WORK INSTRUCTIONS » What is the number of lines containing the word "this"? Give that number alone.

# START OF RECORD SET

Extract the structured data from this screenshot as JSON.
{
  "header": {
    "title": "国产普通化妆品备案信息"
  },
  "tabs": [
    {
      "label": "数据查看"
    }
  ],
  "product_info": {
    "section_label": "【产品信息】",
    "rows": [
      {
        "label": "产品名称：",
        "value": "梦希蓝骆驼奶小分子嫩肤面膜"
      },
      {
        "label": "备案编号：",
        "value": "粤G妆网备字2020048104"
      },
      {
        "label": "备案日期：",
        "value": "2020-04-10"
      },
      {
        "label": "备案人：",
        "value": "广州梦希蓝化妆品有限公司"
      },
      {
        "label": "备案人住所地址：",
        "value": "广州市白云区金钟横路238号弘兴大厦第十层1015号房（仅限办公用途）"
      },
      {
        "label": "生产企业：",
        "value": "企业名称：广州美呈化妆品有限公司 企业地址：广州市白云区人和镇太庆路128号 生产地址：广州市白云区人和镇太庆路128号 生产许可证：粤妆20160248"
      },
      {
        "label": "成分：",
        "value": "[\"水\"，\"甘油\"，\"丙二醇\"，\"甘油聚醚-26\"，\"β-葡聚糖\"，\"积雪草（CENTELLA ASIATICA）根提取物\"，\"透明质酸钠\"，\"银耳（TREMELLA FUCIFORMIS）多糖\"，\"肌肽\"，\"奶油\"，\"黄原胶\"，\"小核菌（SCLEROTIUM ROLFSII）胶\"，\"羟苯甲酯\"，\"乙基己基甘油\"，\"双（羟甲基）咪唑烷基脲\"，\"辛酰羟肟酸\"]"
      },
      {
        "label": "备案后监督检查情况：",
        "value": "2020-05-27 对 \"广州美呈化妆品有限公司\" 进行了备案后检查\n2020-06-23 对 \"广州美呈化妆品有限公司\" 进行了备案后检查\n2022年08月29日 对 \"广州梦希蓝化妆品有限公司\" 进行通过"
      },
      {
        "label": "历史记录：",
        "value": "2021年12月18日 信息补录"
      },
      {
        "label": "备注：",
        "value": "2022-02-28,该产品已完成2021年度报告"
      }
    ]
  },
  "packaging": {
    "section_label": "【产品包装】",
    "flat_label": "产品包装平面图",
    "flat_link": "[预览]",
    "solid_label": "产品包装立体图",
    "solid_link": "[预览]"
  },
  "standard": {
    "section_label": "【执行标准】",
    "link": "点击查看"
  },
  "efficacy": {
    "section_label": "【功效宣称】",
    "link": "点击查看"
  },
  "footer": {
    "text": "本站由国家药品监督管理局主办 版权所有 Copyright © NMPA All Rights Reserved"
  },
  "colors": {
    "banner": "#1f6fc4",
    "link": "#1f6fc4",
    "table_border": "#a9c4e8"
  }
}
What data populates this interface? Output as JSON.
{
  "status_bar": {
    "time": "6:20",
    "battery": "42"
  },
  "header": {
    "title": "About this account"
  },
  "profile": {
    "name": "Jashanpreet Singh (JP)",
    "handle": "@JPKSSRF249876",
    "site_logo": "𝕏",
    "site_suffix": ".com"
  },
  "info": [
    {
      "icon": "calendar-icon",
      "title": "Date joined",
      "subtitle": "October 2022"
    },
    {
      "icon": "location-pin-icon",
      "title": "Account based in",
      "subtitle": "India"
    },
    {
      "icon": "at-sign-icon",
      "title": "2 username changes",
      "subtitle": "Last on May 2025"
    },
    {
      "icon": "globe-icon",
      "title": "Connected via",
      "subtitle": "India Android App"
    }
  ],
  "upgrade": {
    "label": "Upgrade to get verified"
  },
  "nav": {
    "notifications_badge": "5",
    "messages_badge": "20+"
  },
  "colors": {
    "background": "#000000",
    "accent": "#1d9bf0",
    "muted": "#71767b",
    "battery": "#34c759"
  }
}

# END OF RECORD SET

REPLY » 3